_What you need to do_. Retype the material that follows, keeping every word as it is.

╭─ Data excerpts

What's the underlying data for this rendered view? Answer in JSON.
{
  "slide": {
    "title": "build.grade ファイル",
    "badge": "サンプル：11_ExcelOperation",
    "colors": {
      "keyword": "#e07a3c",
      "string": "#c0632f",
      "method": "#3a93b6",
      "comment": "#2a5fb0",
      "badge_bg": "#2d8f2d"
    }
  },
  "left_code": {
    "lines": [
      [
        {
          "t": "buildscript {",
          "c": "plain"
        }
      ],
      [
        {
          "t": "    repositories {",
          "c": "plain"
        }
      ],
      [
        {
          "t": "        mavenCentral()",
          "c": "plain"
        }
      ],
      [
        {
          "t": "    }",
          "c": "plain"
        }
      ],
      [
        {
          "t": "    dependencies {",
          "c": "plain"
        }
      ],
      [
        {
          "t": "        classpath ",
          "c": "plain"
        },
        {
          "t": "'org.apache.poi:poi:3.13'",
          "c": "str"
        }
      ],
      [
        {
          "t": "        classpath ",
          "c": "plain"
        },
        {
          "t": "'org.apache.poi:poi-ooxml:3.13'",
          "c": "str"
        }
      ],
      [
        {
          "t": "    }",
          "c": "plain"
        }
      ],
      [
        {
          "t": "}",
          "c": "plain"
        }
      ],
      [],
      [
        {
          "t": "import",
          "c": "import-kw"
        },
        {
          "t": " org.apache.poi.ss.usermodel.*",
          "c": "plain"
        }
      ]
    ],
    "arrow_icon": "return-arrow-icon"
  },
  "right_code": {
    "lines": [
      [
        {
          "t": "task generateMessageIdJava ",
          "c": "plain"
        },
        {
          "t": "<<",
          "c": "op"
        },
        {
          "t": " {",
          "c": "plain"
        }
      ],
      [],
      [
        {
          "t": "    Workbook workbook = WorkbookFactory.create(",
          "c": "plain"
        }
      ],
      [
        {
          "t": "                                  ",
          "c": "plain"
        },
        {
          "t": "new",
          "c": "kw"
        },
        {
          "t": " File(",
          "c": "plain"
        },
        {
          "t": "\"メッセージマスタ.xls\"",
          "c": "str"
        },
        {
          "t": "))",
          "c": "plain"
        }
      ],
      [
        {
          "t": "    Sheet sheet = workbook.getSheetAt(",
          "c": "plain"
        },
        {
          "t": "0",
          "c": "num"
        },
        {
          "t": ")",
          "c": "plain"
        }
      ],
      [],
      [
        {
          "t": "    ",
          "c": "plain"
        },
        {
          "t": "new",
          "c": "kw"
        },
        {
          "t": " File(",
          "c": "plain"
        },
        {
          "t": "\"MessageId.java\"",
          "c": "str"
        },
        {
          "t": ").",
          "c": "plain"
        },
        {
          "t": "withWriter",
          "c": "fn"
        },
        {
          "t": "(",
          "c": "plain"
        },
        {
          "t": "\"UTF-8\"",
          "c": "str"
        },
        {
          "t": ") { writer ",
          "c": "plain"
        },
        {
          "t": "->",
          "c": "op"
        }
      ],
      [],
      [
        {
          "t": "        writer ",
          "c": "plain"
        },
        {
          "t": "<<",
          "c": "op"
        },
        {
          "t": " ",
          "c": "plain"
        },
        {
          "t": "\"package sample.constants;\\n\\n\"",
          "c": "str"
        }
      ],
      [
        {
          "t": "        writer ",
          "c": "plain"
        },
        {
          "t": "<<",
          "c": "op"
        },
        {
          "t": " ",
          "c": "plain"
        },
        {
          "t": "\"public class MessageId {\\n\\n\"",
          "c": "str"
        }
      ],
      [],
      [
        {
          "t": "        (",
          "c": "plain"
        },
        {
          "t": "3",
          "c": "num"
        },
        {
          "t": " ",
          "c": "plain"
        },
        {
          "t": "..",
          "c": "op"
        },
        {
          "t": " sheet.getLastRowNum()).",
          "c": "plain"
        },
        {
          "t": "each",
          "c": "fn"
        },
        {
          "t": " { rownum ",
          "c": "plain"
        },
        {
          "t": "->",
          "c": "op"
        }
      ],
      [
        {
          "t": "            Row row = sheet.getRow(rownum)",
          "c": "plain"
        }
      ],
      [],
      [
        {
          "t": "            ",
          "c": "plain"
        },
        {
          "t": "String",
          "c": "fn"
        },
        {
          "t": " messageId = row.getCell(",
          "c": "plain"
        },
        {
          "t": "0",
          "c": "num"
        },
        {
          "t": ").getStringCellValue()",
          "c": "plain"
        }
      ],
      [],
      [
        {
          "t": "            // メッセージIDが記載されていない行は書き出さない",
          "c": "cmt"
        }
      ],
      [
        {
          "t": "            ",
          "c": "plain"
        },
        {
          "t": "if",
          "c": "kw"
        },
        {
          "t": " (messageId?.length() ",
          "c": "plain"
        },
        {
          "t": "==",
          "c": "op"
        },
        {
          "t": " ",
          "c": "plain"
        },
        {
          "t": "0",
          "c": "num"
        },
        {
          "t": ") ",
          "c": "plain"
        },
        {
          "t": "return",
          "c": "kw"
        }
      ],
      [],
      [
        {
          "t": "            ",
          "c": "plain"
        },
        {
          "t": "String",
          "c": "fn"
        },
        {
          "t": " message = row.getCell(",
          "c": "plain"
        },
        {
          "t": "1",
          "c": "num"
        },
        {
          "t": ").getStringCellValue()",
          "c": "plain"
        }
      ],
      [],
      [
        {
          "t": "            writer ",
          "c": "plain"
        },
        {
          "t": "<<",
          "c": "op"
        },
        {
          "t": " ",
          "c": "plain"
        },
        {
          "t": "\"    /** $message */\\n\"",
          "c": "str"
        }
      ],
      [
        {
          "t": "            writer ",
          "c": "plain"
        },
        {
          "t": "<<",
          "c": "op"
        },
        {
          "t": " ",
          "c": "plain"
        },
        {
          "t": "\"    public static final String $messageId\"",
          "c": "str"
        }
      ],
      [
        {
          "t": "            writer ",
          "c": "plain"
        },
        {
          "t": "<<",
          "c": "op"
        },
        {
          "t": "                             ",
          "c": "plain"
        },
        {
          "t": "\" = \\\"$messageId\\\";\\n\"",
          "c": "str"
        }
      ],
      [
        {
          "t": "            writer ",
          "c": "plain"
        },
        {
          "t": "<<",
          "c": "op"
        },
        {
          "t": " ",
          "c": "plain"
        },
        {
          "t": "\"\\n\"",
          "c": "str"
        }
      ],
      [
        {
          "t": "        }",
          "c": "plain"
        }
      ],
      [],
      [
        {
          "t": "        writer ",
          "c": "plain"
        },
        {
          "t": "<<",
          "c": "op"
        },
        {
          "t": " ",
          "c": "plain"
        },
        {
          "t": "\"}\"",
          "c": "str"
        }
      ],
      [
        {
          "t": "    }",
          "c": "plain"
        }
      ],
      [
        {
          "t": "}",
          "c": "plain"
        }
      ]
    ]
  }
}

╰─

_Task output_.
What's the underlying data for this rendered view? Answer in JSON.
{
  "slide": {
    "title": "build.grade ファイル",
    "badge": "サンプル：11_ExcelOperation",
    "colors": {
      "keyword": "#e07a3c",
      "string": "#c0632f",
      "method": "#3a93b6",
      "comment": "#2a5fb0",
      "badge_bg": "#2d8f2d"
    }
  },
  "left_code": {
    "lines": [
      [
        {
          "t": "buildscript {",
          "c": "plain"
        }
      ],
      [
        {
          "t": "    repositories {",
          "c": "plain"
        }
      ],
      [
        {
          "t": "        mavenCentral()",
          "c": "plain"
        }
      ],
      [
        {
          "t": "    }",
          "c": "plain"
        }
      ],
      [
        {
          "t": "    dependencies {",
          "c": "plain"
        }
      ],
      [
        {
          "t": "        classpath ",
          "c": "plain"
        },
        {
          "t": "'org.apache.poi:poi:3.13'",
          "c": "str"
        }
      ],
      [
        {
          "t": "        classpath ",
          "c": "plain"
        },
        {
          "t": "'org.apache.poi:poi-ooxml:3.13'",
          "c": "str"
        }
      ],
      [
        {
          "t": "    }",
          "c": "plain"
        }
      ],
      [
        {
          "t": "}",
          "c": "plain"
        }
      ],
      [],
      [
        {
          "t": "import",
          "c": "import-kw"
        },
        {
          "t": " org.apache.poi.ss.usermodel.*",
          "c": "plain"
        }
      ]
    ],
    "arrow_icon": "return-arrow-icon"
  },
  "right_code": {
    "lines": [
      [
        {
          "t": "task generateMessageIdJava ",
          "c": "plain"
        },
        {
          "t": "<<",
          "c": "op"
        },
        {
          "t": " {",
          "c": "plain"
        }
      ],
      [],
      [
        {
          "t": "    Workbook workbook = WorkbookFactory.create(",
          "c": "plain"
        }
      ],
      [
        {
          "t": "                                  ",
          "c": "plain"
        },
        {
          "t": "new",
          "c": "kw"
        },
        {
          "t": " File(",
          "c": "plain"
        },
        {
          "t": "\"メッセージマスタ.xls\"",
          "c": "str"
        },
        {
          "t": "))",
          "c": "plain"
        }
      ],
      [
        {
          "t": "    Sheet sheet = workbook.getSheetAt(",
          "c": "plain"
        },
        {
          "t": "0",
          "c": "num"
        },
        {
          "t": ")",
          "c": "plain"
        }
      ],
      [],
      [
        {
          "t": "    ",
          "c": "plain"
        },
        {
          "t": "new",
          "c": "kw"
        },
        {
          "t": " File(",
          "c": "plain"
        },
        {
          "t": "\"MessageId.java\"",
          "c": "str"
        },
        {
          "t": ").",
          "c": "plain"
        },
        {
          "t": "withWriter",
          "c": "fn"
        },
        {
          "t": "(",
          "c": "plain"
        },
        {
          "t": "\"UTF-8\"",
          "c": "str"
        },
        {
          "t": ") { writer ",
          "c": "plain"
        },
        {
          "t": "->",
          "c": "op"
        }
      ],
      [],
      [
        {
          "t": "        writer ",
          "c": "plain"
        },
        {
          "t": "<<",
          "c": "op"
        },
        {
          "t": " ",
          "c": "plain"
        },
        {
          "t": "\"package sample.constants;\\n\\n\"",
          "c": "str"
        }
      ],
      [
        {
          "t": "        writer ",
          "c": "plain"
        },
        {
          "t": "<<",
          "c": "op"
        },
        {
          "t": " ",
          "c": "plain"
        },
        {
          "t": "\"public class MessageId {\\n\\n\"",
          "c": "str"
        }
      ],
      [],
      [
        {
          "t": "        (",
          "c": "plain"
        },
        {
          "t": "3",
          "c": "num"
        },
        {
          "t": " ",
          "c": "plain"
        },
        {
          "t": "..",
          "c": "op"
        },
        {
          "t": " sheet.getLastRowNum()).",
          "c": "plain"
        },
        {
          "t": "each",
          "c": "fn"
        },
        {
          "t": " { rownum ",
          "c": "plain"
        },
        {
          "t": "->",
          "c": "op"
        }
      ],
      [
        {
          "t": "            Row row = sheet.getRow(rownum)",
          "c": "plain"
        }
      ],
      [],
      [
        {
          "t": "            ",
          "c": "plain"
        },
        {
          "t": "String",
          "c": "fn"
        },
        {
          "t": " messageId = row.getCell(",
          "c": "plain"
        },
        {
          "t": "0",
          "c": "num"
        },
        {
          "t": ").getStringCellValue()",
          "c": "plain"
        }
      ],
      [],
      [
        {
          "t": "            // メッセージIDが記載されていない行は書き出さない",
          "c": "cmt"
        }
      ],
      [
        {
          "t": "            ",
          "c": "plain"
        },
        {
          "t": "if",
          "c": "kw"
        },
        {
          "t": " (messageId?.length() ",
          "c": "plain"
        },
        {
          "t": "==",
          "c": "op"
        },
        {
          "t": " ",
          "c": "plain"
        },
        {
          "t": "0",
          "c": "num"
        },
        {
          "t": ") ",
          "c": "plain"
        },
        {
          "t": "return",
          "c": "kw"
        }
      ],
      [],
      [
        {
          "t": "            ",
          "c": "plain"
        },
        {
          "t": "String",
          "c": "fn"
        },
        {
          "t": " message = row.getCell(",
          "c": "plain"
        },
        {
          "t": "1",
          "c": "num"
        },
        {
          "t": ").getStringCellValue()",
          "c": "plain"
        }
      ],
      [],
      [
        {
          "t": "            writer ",
          "c": "plain"
        },
        {
          "t": "<<",
          "c": "op"
        },
        {
          "t": " ",
          "c": "plain"
        },
        {
          "t": "\"    /** $message */\\n\"",
          "c": "str"
        }
      ],
      [
        {
          "t": "            writer ",
          "c": "plain"
        },
        {
          "t": "<<",
          "c": "op"
        },
        {
          "t": " ",
          "c": "plain"
        },
        {
          "t": "\"    public static final String $messageId\"",
          "c": "str"
        }
      ],
      [
        {
          "t": "            writer ",
          "c": "plain"
        },
        {
          "t": "<<",
          "c": "op"
        },
        {
          "t": "                             ",
          "c": "plain"
        },
        {
          "t": "\" = \\\"$messageId\\\";\\n\"",
          "c": "str"
        }
      ],
      [
        {
          "t": "            writer ",
          "c": "plain"
        },
        {
          "t": "<<",
          "c": "op"
        },
        {
          "t": " ",
          "c": "plain"
        },
        {
          "t": "\"\\n\"",
          "c": "str"
        }
      ],
      [
        {
          "t": "        }",
          "c": "plain"
        }
      ],
      [],
      [
        {
          "t": "        writer ",
          "c": "plain"
        },
        {
          "t": "<<",
          "c": "op"
        },
        {
          "t": " ",
          "c": "plain"
        },
        {
          "t": "\"}\"",
          "c": "str"
        }
      ],
      [
        {
          "t": "    }",
          "c": "plain"
        }
      ],
      [
        {
          "t": "}",
          "c": "plain"
        }
      ]
    ]
  }
}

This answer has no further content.